KURZAUFGABE 1
Gib aus dem Textauszug den Abschnitt wortgetreu aus, der bei „Was man im ersten“ beginnt und bei „den Schatten stellen.“ endet.
KURZAUFGABE 2
Wo hat Gin Müller laut dem Textauszug Gorji Marzban kennengelernt?

TEXTAUSZUG
Trans Gender Moves von Gin Müller und Gorji Marzban im Brut. Eindrücke eines Abends rund um das Thema Queer und eines Gespräches mit den beiden Kreativen.
Drei Personen, drei unterschiedliche Biographien. Ein Perser, eine Französin und ein Deutsch-Österreicher. Drei unterschiedliche Lebensalter und dennoch vereint sie ein Thema. „Zu welchem Geschlecht gehöre ich eigentlich?“ In „Trans Gender Move“ von Gin Müller und Gorji Marzban, das im Brut seine zweite Wiederaufnahme erlebte, stellten drei Transgenderpersonen dem Publikum nicht nur Ausschnitte aus ihrem Privatleben vor. Sie schafften es, mit ihrer Beherztheit und ihrer ungekünstelten Art ein für viele Menschen abstraktes Thema so angreifbar zu machen, das es die Herzen berührt.
Was man im ersten Augenblick vielleicht als „Betroffenheitstheater“ abtun möchte, stellte sich schon nach kurzer Zeit absolut anders dar. Ja, sie alle drei sind Betroffene. Betroffen, mit einem Geschlecht geboren zu sein, das nicht das ist, dem man sich wirklich zugehörig fühlt. Aber, und das ist die große Stärke dieser Produktion, Toni, Nicole und Gorji sind in ihrem Kampf um ihre eigene Geschlechtsbestimmung so gereift und stark geworden, dass sie viele Menschen, die eindeutig als Mann oder Frau geboren wurden, mit ihrer Lebensweisheit und ihrem Kampfesmut in den Schatten stellen.
Das mag sich vielleicht ein wenig dick aufgetragen anhören. Tatsache ist aber, dass der Schritt auf die Bühne für Gorji Marzban in dieser Staffel kein leichter war. „Ich sehe Bilder, die nicht mit dem, was ich spreche übereinstimmen“ erzählte er in einem Interview. Es sind Kriegstraumata, die ihn wieder verstärkt verfolgen, seit er darüber wieder Abend für Abend dem Publikum berichtete. Die Magie des Theaters, die ihn anfänglich in der ersten Staffel trug, ist verflogen. Nun ist es der Theateralltag und vor allem die schrecklichen Bilder aus seiner Vergangenheit, die ihn wieder einholen. „Ich bin, weil ich jedes mal zu spät gekommen bin, zwei Mal dem sicheren Tod entronnen“ erzählte er dem Publikum und fügte hinzu: „Ein richtiger Mann wäre wahrscheinlich pünktlich gewesen“. Gin Müller, der sowohl in der Konzeption als auch der Regie tätig wurde, ist in diesem Fall besonders gefordert. „Dass wir das hier dennoch aufführen können hängt nicht zuletzt damit zusammen, dass wir uns alle sehr mögen und großes Verständnis füreinander haben“. Kennenlernte er Marzban, der in seinem Beruf Universitätsdozent an der Boku ist, in der Rosa Lila Villa. Dort kämpften beide für eine Transfrau, die von der Abschiebung in die Türkei bedroht war. Gorji leitet einen Verein, der sich um Transgender-Menschen kümmert, die bedroht werden. Aus der Verschränkung der Texte von Marzban und der Theatererfahrung von Müller ergab sich dann die Zusammenarbeit.

(Datensätze)

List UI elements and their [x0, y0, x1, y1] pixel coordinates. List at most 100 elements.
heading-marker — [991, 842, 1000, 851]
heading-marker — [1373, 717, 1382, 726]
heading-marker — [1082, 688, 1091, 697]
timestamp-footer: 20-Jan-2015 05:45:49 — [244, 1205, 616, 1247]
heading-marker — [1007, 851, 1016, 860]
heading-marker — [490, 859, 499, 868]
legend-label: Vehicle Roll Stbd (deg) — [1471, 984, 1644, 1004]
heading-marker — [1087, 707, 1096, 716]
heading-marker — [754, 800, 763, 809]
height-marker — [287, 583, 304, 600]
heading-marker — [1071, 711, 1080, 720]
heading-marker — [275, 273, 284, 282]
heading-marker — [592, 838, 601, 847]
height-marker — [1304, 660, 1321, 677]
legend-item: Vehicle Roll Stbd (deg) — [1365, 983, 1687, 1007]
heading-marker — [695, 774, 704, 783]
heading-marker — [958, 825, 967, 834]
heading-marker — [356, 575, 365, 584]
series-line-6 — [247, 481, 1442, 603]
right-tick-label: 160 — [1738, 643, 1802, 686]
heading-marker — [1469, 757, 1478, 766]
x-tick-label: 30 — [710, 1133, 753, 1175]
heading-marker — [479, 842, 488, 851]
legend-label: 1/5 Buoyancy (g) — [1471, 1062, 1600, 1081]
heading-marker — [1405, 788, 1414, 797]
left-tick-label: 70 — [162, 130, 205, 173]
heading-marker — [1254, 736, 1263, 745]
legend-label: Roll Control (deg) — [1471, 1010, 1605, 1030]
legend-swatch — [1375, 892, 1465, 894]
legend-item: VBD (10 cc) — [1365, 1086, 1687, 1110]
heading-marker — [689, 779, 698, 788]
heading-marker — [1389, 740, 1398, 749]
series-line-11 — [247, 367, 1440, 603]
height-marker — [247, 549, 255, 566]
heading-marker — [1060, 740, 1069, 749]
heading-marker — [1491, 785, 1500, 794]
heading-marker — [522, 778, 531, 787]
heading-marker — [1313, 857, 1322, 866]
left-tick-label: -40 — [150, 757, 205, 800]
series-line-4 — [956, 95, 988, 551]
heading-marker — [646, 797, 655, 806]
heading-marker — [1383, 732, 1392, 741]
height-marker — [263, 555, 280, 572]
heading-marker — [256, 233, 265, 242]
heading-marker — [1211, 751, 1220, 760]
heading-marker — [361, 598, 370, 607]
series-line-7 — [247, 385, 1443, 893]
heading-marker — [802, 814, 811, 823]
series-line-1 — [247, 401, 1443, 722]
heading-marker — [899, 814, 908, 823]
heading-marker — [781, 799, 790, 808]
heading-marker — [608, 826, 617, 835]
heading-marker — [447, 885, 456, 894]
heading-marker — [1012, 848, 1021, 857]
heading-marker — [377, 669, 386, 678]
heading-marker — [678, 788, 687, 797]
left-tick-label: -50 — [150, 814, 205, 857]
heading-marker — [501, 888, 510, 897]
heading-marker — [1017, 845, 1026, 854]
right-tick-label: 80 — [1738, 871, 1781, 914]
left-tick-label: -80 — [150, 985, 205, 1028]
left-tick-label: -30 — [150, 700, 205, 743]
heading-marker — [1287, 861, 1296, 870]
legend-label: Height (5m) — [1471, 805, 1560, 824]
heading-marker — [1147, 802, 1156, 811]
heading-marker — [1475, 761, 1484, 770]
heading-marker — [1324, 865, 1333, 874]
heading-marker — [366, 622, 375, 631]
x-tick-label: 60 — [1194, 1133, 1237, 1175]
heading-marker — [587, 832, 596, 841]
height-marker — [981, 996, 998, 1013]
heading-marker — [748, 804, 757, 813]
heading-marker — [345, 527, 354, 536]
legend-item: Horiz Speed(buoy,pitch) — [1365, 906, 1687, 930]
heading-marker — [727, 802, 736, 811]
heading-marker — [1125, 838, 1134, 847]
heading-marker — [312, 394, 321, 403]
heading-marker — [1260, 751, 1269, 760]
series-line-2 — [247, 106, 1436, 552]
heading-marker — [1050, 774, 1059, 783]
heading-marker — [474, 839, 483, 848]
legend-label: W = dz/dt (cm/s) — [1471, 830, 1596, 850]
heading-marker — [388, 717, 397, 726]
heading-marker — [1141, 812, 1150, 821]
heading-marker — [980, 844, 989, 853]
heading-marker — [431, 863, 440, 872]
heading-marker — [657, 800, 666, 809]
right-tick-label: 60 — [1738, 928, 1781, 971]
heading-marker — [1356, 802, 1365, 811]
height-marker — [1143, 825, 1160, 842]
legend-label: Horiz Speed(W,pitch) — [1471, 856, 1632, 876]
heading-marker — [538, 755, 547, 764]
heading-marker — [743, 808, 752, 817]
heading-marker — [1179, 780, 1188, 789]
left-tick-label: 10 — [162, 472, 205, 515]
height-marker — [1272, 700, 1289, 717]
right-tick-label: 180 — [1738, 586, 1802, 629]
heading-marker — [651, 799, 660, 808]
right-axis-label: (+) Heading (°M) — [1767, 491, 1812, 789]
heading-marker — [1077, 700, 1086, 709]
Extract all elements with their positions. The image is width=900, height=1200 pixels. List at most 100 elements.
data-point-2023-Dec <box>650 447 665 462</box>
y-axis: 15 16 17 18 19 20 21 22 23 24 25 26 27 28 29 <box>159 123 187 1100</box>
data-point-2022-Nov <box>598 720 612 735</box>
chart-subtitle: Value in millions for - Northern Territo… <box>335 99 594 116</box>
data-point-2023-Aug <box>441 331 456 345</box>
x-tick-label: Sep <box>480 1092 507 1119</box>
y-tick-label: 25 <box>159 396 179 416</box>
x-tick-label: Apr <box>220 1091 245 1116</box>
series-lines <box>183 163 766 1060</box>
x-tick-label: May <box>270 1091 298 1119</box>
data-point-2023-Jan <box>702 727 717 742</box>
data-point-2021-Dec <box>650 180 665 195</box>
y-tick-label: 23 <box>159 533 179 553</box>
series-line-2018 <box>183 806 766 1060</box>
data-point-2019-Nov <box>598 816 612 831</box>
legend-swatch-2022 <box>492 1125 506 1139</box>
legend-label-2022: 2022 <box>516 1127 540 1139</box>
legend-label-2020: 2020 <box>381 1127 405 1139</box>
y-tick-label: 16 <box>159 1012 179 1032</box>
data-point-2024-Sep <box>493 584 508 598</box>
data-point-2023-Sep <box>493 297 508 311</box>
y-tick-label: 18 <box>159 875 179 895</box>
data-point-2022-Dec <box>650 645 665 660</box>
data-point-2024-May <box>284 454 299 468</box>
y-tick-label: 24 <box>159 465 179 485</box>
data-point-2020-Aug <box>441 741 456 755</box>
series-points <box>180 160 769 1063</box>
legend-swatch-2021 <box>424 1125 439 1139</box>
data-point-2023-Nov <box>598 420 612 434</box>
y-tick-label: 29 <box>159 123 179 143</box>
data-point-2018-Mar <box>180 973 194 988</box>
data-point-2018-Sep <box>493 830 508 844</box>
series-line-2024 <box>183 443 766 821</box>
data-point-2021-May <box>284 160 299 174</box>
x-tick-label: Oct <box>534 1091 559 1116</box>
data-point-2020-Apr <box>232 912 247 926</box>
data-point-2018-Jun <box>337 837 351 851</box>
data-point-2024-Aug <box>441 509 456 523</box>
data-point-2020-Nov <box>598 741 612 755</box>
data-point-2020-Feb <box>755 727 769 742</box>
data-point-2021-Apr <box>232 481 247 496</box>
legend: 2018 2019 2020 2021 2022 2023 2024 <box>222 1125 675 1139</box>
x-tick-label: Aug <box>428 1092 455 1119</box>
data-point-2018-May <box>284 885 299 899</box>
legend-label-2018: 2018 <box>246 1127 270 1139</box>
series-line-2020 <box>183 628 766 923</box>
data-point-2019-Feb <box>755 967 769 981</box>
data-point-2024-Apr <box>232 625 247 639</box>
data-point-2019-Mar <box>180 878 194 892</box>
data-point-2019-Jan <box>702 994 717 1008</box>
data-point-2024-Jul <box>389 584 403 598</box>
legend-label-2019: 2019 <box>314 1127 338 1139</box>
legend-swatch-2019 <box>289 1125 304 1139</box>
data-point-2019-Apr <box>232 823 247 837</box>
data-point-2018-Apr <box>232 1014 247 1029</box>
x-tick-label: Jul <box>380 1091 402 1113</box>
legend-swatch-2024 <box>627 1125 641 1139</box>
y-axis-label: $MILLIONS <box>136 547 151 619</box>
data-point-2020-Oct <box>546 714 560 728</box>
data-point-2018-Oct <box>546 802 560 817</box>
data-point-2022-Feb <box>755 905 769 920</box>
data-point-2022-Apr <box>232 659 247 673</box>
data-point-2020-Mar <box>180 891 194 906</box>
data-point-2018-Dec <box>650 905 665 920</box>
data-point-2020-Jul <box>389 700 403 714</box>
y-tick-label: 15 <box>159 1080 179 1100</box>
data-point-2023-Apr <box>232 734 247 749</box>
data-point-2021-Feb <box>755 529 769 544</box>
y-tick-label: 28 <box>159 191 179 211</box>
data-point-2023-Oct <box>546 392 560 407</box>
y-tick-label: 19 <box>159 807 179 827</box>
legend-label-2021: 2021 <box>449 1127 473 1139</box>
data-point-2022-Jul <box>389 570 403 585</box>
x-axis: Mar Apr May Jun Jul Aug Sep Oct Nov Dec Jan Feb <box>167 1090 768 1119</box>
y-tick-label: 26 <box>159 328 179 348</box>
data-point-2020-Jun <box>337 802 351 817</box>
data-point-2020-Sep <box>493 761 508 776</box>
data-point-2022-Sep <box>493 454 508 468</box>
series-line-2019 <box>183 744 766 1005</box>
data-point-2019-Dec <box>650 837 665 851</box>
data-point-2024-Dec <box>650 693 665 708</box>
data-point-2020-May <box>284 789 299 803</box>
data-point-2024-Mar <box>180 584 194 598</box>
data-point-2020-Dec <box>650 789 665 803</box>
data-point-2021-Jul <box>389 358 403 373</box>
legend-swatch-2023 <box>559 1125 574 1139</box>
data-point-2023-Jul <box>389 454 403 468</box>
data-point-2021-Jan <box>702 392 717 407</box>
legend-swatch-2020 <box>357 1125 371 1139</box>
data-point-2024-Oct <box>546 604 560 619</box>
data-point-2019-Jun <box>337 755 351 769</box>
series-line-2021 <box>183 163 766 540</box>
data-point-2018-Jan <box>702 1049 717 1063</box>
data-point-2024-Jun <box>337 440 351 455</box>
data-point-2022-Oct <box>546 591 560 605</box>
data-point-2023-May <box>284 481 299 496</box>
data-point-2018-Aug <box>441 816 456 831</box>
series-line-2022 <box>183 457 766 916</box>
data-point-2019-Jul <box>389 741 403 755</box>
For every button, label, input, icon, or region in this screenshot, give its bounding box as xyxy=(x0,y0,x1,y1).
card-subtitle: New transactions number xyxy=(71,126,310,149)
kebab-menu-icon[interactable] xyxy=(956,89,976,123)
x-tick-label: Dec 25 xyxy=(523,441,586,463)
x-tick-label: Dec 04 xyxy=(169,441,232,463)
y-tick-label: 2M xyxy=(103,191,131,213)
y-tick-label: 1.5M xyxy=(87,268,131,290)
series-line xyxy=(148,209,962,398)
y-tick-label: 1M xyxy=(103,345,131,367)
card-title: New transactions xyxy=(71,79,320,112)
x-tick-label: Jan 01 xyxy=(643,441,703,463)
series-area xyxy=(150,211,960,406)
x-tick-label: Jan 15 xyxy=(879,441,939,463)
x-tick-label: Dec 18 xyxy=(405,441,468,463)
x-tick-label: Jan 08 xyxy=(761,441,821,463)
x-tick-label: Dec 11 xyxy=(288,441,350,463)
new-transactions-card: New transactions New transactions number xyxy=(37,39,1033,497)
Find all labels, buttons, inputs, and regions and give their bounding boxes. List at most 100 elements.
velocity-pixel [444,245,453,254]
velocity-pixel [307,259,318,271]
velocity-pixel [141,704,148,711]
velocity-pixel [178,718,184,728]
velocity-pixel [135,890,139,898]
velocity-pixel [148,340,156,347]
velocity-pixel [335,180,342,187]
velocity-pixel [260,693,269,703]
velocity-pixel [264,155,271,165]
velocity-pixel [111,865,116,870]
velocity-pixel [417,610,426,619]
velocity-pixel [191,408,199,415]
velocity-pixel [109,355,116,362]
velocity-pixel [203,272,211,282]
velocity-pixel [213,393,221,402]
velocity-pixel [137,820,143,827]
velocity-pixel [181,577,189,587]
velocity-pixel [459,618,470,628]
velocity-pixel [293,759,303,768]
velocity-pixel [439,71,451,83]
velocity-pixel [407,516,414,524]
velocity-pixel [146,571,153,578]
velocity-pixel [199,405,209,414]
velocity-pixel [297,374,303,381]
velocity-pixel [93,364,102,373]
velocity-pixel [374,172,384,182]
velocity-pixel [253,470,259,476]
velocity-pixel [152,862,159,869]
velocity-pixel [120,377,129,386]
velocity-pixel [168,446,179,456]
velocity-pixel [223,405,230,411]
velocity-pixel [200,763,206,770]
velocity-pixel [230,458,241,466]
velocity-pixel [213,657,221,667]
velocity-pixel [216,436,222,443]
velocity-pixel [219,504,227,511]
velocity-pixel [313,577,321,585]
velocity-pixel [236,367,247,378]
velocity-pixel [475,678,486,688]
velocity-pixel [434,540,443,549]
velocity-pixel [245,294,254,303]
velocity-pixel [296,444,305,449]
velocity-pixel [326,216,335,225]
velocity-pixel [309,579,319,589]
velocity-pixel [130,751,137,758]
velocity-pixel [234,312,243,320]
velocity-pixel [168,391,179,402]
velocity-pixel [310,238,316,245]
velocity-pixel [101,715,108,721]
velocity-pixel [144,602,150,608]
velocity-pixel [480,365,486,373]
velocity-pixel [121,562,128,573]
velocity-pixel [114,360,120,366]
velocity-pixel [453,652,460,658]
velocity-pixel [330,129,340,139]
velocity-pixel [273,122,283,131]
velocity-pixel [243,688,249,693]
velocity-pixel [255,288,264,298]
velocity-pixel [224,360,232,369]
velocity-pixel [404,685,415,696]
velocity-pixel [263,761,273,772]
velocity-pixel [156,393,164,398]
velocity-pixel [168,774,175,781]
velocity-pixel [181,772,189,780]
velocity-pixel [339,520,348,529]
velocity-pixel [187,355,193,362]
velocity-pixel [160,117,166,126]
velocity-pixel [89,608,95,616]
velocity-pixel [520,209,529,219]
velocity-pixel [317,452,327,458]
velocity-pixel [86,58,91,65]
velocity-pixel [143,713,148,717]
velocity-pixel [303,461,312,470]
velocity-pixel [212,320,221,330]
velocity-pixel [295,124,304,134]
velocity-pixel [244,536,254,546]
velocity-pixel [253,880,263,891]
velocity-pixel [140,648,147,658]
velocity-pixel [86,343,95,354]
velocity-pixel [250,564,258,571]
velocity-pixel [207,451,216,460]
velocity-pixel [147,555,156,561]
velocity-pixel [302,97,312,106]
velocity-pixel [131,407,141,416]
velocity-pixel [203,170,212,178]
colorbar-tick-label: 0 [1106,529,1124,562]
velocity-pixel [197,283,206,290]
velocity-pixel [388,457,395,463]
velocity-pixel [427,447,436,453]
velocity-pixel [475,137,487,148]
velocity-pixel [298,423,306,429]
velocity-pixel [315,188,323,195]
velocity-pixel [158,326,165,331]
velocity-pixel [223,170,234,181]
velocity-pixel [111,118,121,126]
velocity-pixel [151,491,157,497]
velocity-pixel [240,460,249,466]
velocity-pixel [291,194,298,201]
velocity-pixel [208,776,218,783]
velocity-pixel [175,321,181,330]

ANTWORT 1
Was man im ersten Augenblick vielleicht als „Betroffenheitstheater“ abtun möchte, stellte sich schon nach kurzer Zeit absolut anders dar. Ja, sie alle drei sind Betroffene. Betroffen, mit einem Geschlecht geboren zu sein, das nicht das ist, dem man sich wirklich zugehörig fühlt. Aber, und das ist die große Stärke dieser Produktion, Toni, Nicole und Gorji sind in ihrem Kampf um ihre eigene Geschlechtsbestimmung so gereift und stark geworden, dass sie viele Menschen, die eindeutig als Mann oder Frau geboren wurden, mit ihrer Lebensweisheit und ihrem Kampfesmut in den Schatten stellen.

ANTWORT 2
In der Rosa Lila Villa.